**Entries shown:**
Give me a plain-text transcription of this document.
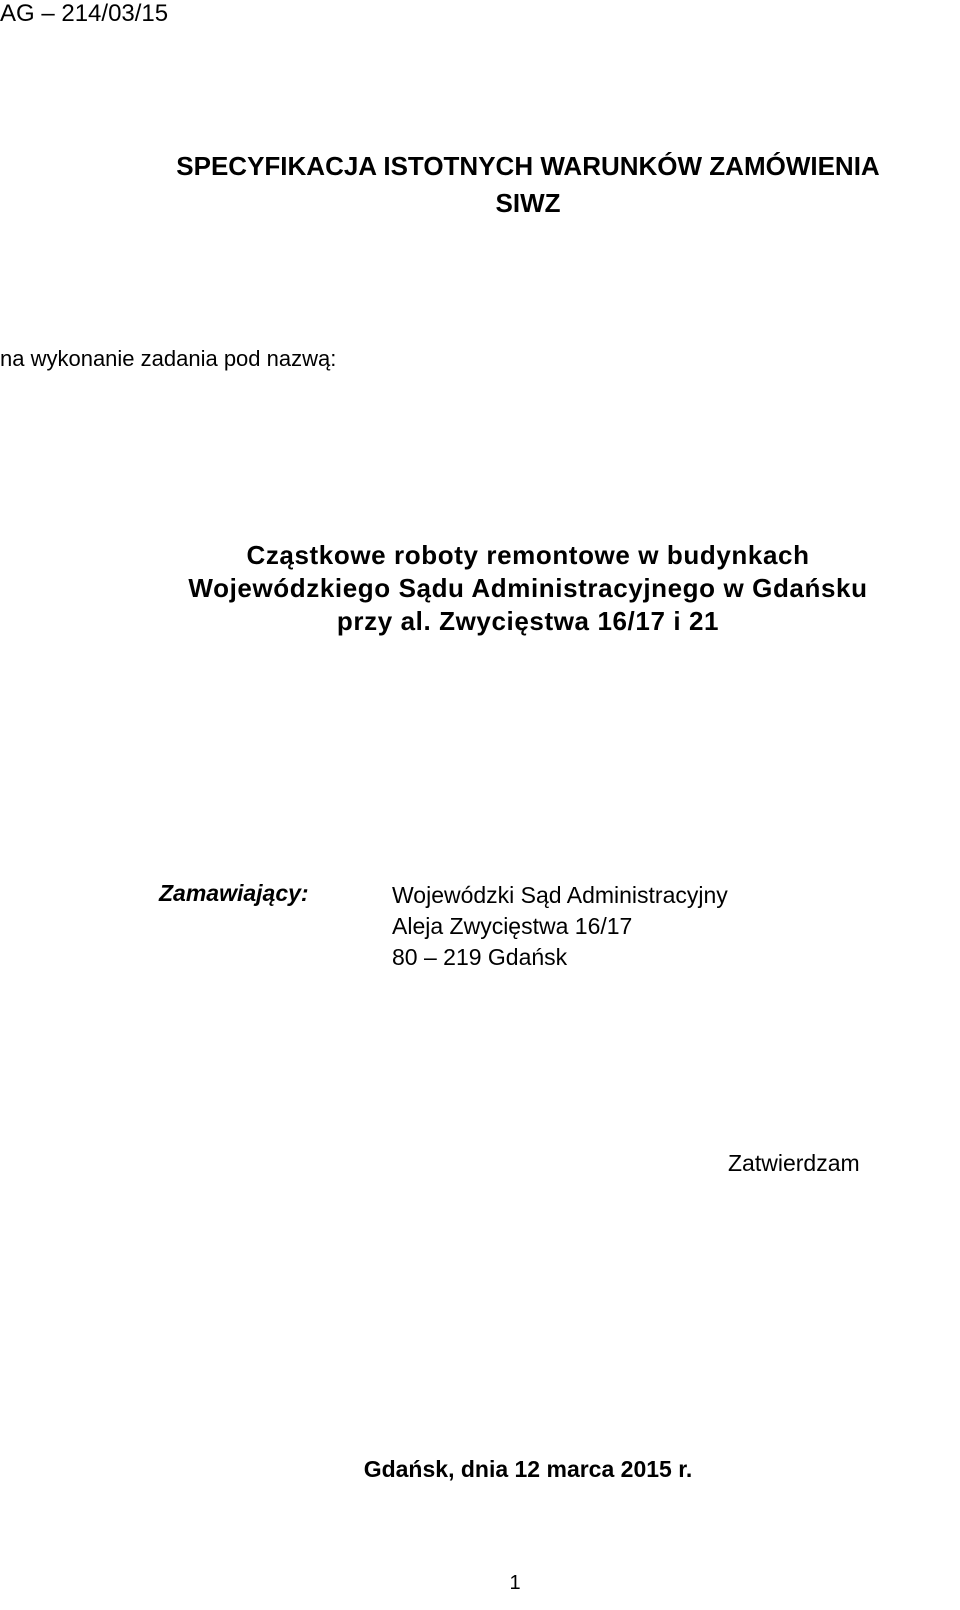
AG – 214/03/15
SPECYFIKACJA ISTOTNYCH WARUNKÓW ZAMÓWIENIA
SIWZ
na wykonanie zadania pod nazwą:
Cząstkowe roboty remontowe w budynkach
Wojewódzkiego Sądu Administracyjnego w Gdańsku
przy al. Zwycięstwa 16/17 i 21
Zamawiający:	Wojewódzki Sąd Administracyjny
Aleja Zwycięstwa 16/17
80 – 219 Gdańsk
Zatwierdzam
Gdańsk, dnia 12 marca 2015 r.
1
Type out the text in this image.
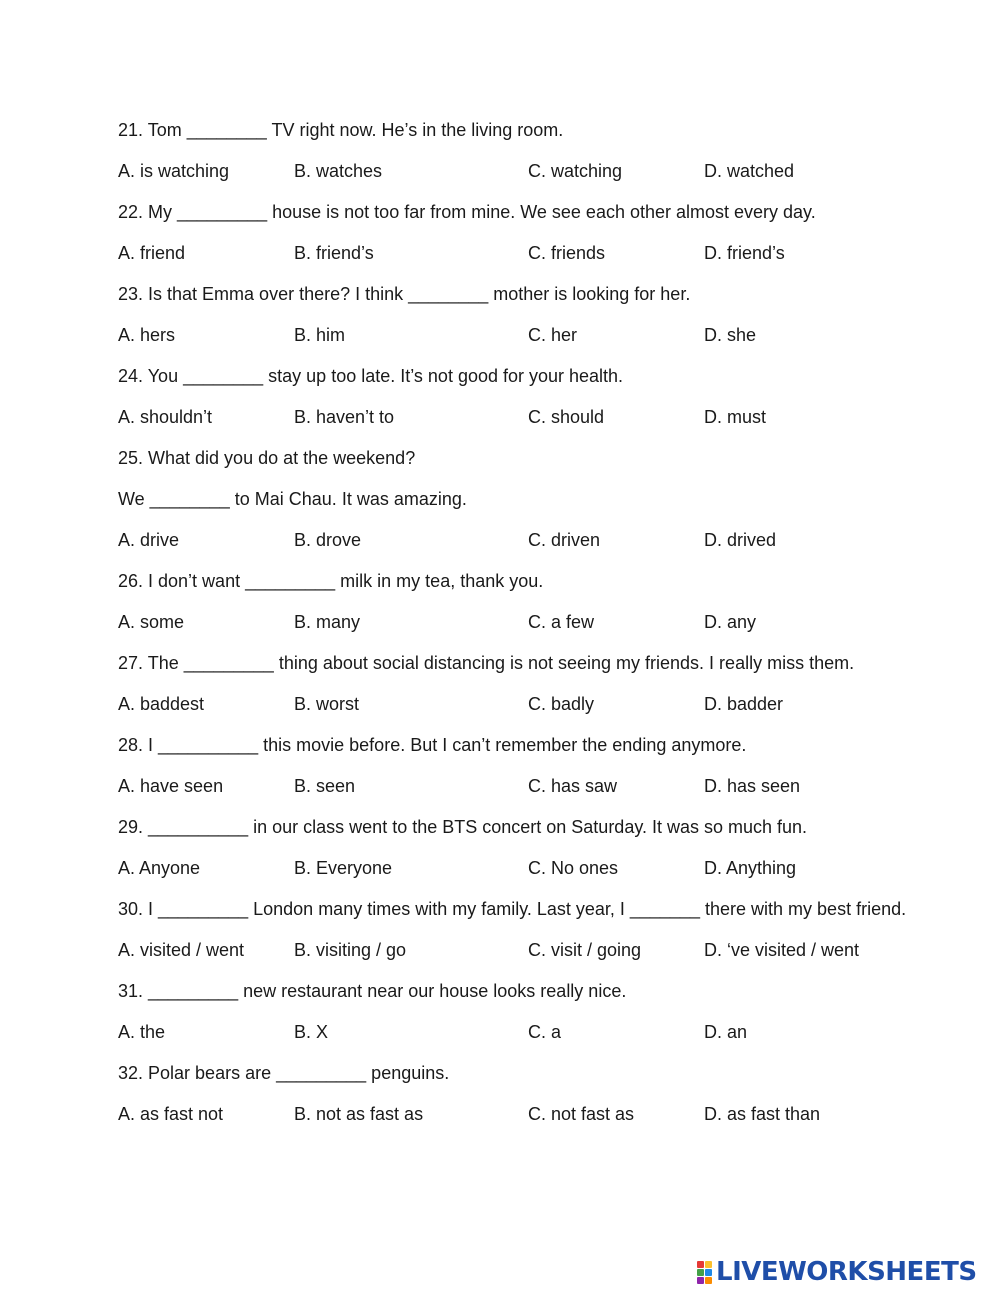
21. Tom ________ TV right now. He’s in the living room.
A. is watching	B. watches	C. watching	D. watched
22. My _________ house is not too far from mine. We see each other almost every day.
A. friend	B. friend’s	C. friends	D. friend’s
23. Is that Emma over there? I think ________ mother is looking for her.
A. hers	B. him	C. her	D. she
24. You ________ stay up too late. It’s not good for your health.
A. shouldn’t	B. haven’t to	C. should	D. must
25. What did you do at the weekend?
We ________ to Mai Chau. It was amazing.
A. drive	B. drove	C. driven	D. drived
26. I don’t want _________ milk in my tea, thank you.
A. some	B. many	C. a few	D. any
27. The _________ thing about social distancing is not seeing my friends. I really miss them.
A. baddest	B. worst	C. badly	D. badder
28. I __________ this movie before. But I can’t remember the ending anymore.
A. have seen	B. seen	C. has saw	D. has seen
29. __________ in our class went to the BTS concert on Saturday. It was so much fun.
A. Anyone	B. Everyone	C. No ones	D. Anything
30. I _________ London many times with my family. Last year, I _______ there with my best friend.
A. visited / went	B. visiting / go	C. visit / going	D. ‘ve visited / went
31. _________ new restaurant near our house looks really nice.
A. the	B. X	C. a	D. an
32. Polar bears are _________ penguins.
A. as fast not	B. not as fast as	C. not fast as	D. as fast than
LIVEWORKSHEETS
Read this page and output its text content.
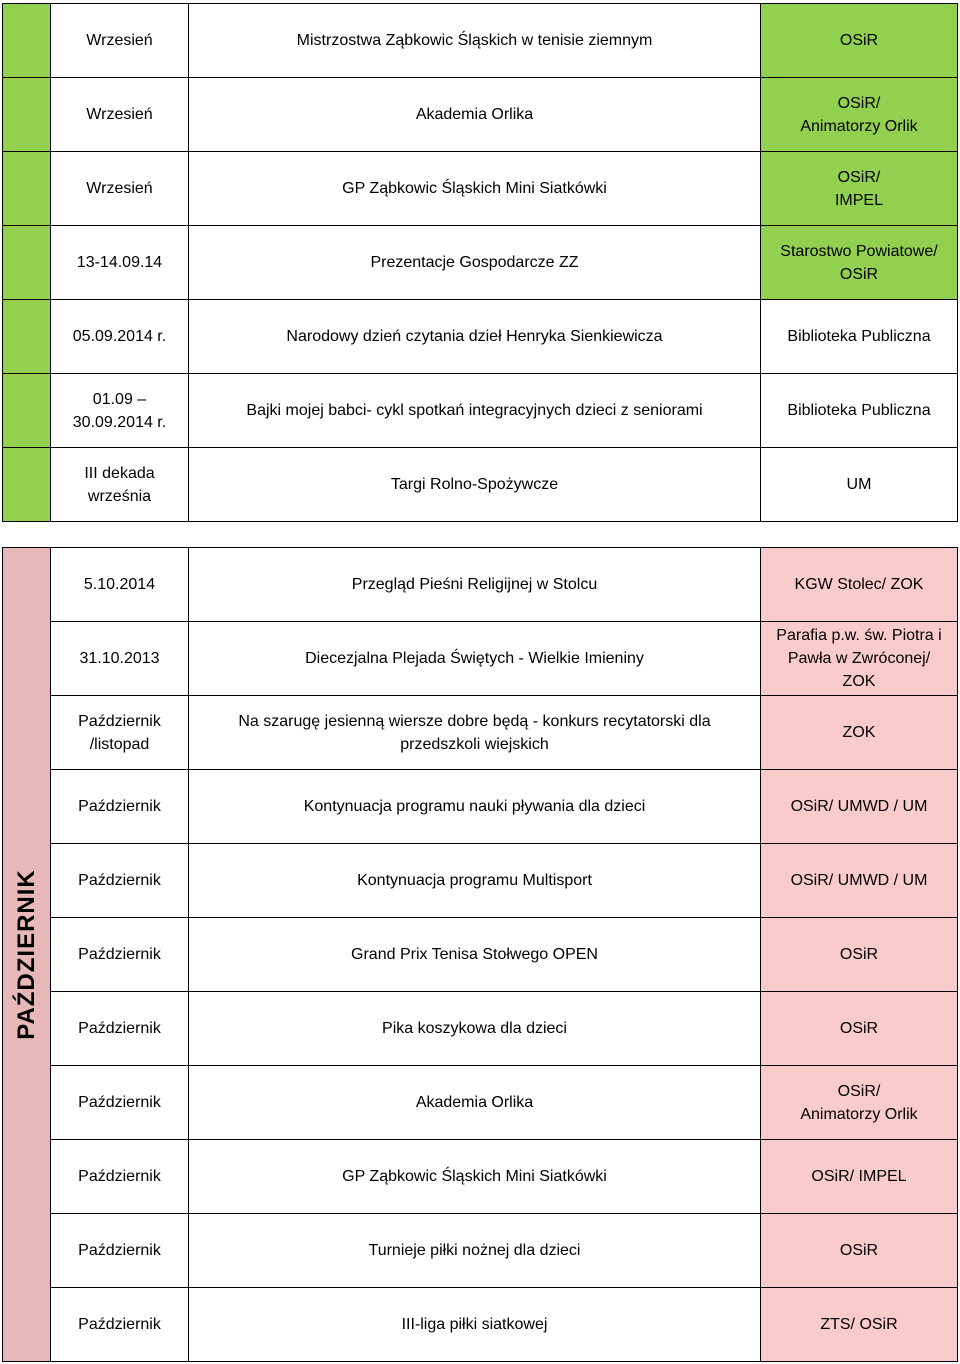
	Wrzesień	Mistrzostwa Ząbkowic Śląskich w tenisie ziemnym	OSiR
	Wrzesień	Akademia Orlika	OSiR/
Animatorzy Orlik
	Wrzesień	GP Ząbkowic Śląskich Mini Siatkówki	OSiR/
IMPEL
	13-14.09.14	Prezentacje Gospodarcze ZZ	Starostwo Powiatowe/
OSiR
	05.09.2014 r.	Narodowy dzień czytania dzieł Henryka Sienkiewicza	Biblioteka Publiczna
	01.09 –
30.09.2014 r.	Bajki mojej babci- cykl spotkań integracyjnych dzieci z seniorami	Biblioteka Publiczna
	III dekada
września	Targi Rolno-Spożywcze	UM
PAŹDZIERNIK	5.10.2014	Przegląd Pieśni Religijnej w Stolcu	KGW Stolec/ ZOK
	31.10.2013	Diecezjalna Plejada Świętych - Wielkie Imieniny	Parafia p.w. św. Piotra i
Pawła w Zwróconej/
ZOK
	Październik
/listopad	Na szarugę jesienną wiersze dobre będą - konkurs recytatorski dla
przedszkoli wiejskich	ZOK
	Październik	Kontynuacja programu nauki pływania dla dzieci	OSiR/ UMWD / UM
	Październik	Kontynuacja programu Multisport	OSiR/ UMWD / UM
	Październik	Grand Prix Tenisa Stołwego OPEN	OSiR
	Październik	Pika koszykowa dla dzieci	OSiR
	Październik	Akademia Orlika	OSiR/
Animatorzy Orlik
	Październik	GP Ząbkowic Śląskich Mini Siatkówki	OSiR/ IMPEL
	Październik	Turnieje piłki nożnej dla dzieci	OSiR
	Październik	III-liga piłki siatkowej	ZTS/ OSiR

**Problem description:**
Set down the line containing "Read this page and output its text content.", then every later line through the end of the material, exactly as written; omit any picture.

**Correct answer:**
Read this page and output its text content.
	Wrzesień	Mistrzostwa Ząbkowic Śląskich w tenisie ziemnym	OSiR
	Wrzesień	Akademia Orlika	OSiR/
Animatorzy Orlik
	Wrzesień	GP Ząbkowic Śląskich Mini Siatkówki	OSiR/
IMPEL
	13-14.09.14	Prezentacje Gospodarcze ZZ	Starostwo Powiatowe/
OSiR
	05.09.2014 r.	Narodowy dzień czytania dzieł Henryka Sienkiewicza	Biblioteka Publiczna
	01.09 –
30.09.2014 r.	Bajki mojej babci- cykl spotkań integracyjnych dzieci z seniorami	Biblioteka Publiczna
	III dekada
września	Targi Rolno-Spożywcze	UM
PAŹDZIERNIK	5.10.2014	Przegląd Pieśni Religijnej w Stolcu	KGW Stolec/ ZOK
	31.10.2013	Diecezjalna Plejada Świętych - Wielkie Imieniny	Parafia p.w. św. Piotra i
Pawła w Zwróconej/
ZOK
	Październik
/listopad	Na szarugę jesienną wiersze dobre będą - konkurs recytatorski dla
przedszkoli wiejskich	ZOK
	Październik	Kontynuacja programu nauki pływania dla dzieci	OSiR/ UMWD / UM
	Październik	Kontynuacja programu Multisport	OSiR/ UMWD / UM
	Październik	Grand Prix Tenisa Stołwego OPEN	OSiR
	Październik	Pika koszykowa dla dzieci	OSiR
	Październik	Akademia Orlika	OSiR/
Animatorzy Orlik
	Październik	GP Ząbkowic Śląskich Mini Siatkówki	OSiR/ IMPEL
	Październik	Turnieje piłki nożnej dla dzieci	OSiR
	Październik	III-liga piłki siatkowej	ZTS/ OSiR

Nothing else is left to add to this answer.